TASK DETAILS
Each line in the entries below that holds the string "noch" is to be listed.

TASK DATA
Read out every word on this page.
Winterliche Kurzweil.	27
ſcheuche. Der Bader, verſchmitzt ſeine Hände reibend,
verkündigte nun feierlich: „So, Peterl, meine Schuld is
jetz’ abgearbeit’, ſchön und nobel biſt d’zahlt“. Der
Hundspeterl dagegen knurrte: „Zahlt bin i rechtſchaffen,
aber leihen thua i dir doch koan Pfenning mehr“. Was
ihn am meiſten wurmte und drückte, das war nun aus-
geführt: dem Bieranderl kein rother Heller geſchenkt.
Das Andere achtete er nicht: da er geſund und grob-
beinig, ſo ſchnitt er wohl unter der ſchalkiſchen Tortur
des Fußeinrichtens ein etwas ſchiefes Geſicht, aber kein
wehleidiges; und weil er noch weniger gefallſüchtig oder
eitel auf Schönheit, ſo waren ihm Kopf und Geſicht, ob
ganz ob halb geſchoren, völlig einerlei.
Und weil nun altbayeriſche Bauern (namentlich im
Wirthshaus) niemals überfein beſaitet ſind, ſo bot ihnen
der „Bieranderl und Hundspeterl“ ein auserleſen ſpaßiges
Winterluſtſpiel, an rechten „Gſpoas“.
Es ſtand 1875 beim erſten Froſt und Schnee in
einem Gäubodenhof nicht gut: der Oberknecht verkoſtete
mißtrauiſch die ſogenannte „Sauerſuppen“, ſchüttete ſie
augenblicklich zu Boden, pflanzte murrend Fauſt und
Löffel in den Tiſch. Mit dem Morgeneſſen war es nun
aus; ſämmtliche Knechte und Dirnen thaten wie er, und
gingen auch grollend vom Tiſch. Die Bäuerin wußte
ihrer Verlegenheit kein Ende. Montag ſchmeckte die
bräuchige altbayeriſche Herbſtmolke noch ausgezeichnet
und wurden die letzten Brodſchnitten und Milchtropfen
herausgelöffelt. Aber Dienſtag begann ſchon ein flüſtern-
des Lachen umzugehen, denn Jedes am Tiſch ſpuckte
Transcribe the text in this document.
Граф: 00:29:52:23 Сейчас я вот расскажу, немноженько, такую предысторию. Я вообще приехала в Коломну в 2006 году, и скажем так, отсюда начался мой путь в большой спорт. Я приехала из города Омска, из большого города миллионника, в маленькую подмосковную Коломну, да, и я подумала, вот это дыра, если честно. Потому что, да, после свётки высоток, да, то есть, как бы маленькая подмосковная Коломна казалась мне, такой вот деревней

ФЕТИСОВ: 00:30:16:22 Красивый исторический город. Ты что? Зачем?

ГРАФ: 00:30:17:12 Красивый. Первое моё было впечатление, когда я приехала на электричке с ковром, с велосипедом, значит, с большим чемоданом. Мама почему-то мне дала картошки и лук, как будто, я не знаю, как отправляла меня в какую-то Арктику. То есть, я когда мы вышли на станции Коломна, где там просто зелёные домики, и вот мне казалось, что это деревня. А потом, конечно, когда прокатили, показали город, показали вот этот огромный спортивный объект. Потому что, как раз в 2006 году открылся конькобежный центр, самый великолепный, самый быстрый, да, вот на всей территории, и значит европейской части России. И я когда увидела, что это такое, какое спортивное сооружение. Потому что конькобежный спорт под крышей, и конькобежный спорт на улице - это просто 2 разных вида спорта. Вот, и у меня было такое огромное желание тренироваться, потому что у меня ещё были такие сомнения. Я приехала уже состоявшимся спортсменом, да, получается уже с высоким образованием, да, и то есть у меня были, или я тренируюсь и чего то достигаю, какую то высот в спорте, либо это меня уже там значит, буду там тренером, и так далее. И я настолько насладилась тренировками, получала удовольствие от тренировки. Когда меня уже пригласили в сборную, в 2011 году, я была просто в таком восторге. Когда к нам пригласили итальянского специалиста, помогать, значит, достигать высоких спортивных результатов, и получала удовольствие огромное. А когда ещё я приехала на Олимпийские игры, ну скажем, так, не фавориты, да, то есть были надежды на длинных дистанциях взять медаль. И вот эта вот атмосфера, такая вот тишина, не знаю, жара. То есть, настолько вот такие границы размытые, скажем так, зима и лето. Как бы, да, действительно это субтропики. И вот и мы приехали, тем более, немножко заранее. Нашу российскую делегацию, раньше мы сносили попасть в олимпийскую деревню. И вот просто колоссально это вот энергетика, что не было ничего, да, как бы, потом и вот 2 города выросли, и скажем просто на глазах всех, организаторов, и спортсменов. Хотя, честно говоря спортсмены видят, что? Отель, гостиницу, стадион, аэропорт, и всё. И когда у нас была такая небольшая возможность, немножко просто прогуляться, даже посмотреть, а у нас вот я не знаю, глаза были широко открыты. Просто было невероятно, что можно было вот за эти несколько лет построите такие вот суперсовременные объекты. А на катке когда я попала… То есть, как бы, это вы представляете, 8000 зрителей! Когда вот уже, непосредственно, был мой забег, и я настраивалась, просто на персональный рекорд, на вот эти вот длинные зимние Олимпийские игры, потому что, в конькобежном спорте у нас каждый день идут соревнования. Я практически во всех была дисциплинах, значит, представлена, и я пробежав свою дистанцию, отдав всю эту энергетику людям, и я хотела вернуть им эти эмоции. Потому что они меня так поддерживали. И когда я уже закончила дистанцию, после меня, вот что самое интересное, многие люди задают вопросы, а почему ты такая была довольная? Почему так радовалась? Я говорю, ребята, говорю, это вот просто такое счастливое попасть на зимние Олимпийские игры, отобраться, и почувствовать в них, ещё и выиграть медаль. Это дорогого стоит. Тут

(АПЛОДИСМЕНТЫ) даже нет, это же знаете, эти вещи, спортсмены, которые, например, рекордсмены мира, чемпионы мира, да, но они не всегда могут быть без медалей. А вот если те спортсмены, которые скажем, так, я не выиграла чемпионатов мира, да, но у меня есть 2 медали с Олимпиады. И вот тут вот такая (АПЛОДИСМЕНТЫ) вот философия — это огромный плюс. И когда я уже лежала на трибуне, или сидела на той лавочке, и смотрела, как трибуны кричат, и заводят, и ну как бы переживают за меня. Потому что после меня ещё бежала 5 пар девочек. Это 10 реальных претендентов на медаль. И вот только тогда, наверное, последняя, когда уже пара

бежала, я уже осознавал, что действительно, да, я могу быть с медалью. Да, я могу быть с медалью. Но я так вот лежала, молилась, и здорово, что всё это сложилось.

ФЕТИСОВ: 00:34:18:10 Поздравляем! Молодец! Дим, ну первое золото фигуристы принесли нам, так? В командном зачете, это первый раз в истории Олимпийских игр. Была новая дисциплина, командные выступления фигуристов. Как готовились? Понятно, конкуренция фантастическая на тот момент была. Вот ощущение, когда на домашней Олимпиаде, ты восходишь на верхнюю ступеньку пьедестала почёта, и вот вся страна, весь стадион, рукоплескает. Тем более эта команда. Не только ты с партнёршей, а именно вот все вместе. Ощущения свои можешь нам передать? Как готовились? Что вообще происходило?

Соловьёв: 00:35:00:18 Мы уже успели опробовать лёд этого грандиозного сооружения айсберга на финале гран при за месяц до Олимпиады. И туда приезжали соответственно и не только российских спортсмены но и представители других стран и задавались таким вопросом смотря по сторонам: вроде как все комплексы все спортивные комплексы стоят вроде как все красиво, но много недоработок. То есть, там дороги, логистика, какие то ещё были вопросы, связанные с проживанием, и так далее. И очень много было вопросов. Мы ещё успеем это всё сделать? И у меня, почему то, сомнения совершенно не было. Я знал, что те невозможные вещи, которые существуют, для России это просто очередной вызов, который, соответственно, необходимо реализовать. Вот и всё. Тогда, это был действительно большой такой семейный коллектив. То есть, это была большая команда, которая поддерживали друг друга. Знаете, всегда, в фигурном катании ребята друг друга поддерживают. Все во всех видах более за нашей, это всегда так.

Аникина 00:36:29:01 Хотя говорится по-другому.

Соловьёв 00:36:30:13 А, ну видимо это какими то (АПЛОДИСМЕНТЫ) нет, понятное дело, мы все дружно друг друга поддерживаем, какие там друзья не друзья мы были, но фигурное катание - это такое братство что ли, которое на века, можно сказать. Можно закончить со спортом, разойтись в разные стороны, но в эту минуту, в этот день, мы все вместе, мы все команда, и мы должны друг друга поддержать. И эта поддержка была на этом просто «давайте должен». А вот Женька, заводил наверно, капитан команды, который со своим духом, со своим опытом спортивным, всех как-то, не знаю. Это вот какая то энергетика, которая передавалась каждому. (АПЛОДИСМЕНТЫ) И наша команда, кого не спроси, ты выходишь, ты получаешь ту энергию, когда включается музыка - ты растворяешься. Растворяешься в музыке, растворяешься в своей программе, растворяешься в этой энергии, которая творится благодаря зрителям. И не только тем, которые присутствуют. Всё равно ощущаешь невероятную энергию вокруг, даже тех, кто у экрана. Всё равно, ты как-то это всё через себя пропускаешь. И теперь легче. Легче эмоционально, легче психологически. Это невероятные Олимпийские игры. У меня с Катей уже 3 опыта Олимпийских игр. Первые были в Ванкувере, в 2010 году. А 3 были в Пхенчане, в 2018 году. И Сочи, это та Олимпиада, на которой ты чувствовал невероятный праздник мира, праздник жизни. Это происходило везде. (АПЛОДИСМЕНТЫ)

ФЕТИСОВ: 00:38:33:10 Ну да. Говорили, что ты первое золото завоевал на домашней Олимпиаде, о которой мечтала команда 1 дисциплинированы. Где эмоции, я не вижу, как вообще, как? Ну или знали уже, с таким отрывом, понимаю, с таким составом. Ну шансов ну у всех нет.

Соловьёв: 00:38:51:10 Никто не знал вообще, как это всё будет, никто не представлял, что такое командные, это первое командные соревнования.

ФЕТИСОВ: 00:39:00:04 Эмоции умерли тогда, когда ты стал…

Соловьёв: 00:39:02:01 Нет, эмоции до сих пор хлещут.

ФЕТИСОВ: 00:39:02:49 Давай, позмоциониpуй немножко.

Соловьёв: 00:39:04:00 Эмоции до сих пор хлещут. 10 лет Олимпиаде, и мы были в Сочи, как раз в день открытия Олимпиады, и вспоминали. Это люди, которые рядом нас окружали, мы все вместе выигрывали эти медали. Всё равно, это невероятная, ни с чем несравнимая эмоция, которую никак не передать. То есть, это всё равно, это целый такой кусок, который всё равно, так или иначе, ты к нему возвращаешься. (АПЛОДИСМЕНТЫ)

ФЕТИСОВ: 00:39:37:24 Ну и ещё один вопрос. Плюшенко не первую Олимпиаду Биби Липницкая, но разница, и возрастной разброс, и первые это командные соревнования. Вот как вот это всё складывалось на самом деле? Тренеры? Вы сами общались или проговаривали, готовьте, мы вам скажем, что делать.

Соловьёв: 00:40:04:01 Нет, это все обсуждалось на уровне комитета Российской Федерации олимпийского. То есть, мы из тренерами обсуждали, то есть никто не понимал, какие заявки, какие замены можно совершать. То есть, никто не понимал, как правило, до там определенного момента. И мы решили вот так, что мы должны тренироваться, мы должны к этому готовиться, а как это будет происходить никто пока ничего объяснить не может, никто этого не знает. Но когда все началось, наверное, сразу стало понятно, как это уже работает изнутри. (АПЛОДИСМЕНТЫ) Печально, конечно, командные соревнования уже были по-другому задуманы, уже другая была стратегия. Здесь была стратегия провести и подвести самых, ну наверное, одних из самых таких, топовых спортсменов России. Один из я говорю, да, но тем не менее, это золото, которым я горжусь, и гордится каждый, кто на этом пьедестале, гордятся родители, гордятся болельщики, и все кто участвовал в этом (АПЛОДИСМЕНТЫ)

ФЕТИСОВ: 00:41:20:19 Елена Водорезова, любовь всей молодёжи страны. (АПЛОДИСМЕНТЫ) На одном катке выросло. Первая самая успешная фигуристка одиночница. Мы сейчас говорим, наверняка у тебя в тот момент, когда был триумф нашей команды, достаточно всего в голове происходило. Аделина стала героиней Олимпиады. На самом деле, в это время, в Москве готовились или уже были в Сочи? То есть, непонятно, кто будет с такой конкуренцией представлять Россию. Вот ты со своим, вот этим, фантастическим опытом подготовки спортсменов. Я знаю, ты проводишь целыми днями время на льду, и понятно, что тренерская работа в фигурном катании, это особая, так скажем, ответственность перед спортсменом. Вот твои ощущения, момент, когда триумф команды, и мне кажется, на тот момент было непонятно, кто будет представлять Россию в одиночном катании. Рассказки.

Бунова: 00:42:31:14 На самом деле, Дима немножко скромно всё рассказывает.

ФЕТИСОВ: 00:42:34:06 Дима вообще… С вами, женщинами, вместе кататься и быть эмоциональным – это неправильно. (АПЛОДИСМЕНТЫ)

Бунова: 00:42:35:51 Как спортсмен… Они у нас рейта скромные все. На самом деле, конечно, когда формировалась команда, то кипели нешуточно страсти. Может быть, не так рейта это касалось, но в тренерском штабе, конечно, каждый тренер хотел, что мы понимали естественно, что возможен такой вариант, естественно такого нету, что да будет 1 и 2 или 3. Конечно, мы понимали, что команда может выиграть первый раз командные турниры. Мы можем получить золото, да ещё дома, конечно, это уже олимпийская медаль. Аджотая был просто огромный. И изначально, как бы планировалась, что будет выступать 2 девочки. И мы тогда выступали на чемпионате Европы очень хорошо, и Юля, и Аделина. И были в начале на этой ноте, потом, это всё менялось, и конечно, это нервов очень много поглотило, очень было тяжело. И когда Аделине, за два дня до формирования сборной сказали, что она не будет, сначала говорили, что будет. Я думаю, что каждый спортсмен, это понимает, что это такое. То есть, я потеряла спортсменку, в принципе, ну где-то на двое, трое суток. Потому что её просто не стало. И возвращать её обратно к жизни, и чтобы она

COMPLETE OUTPUT
wehleidiges; und weil er noch weniger gefallſüchtig oder
bräuchige altbayeriſche Herbſtmolke noch ausgezeichnet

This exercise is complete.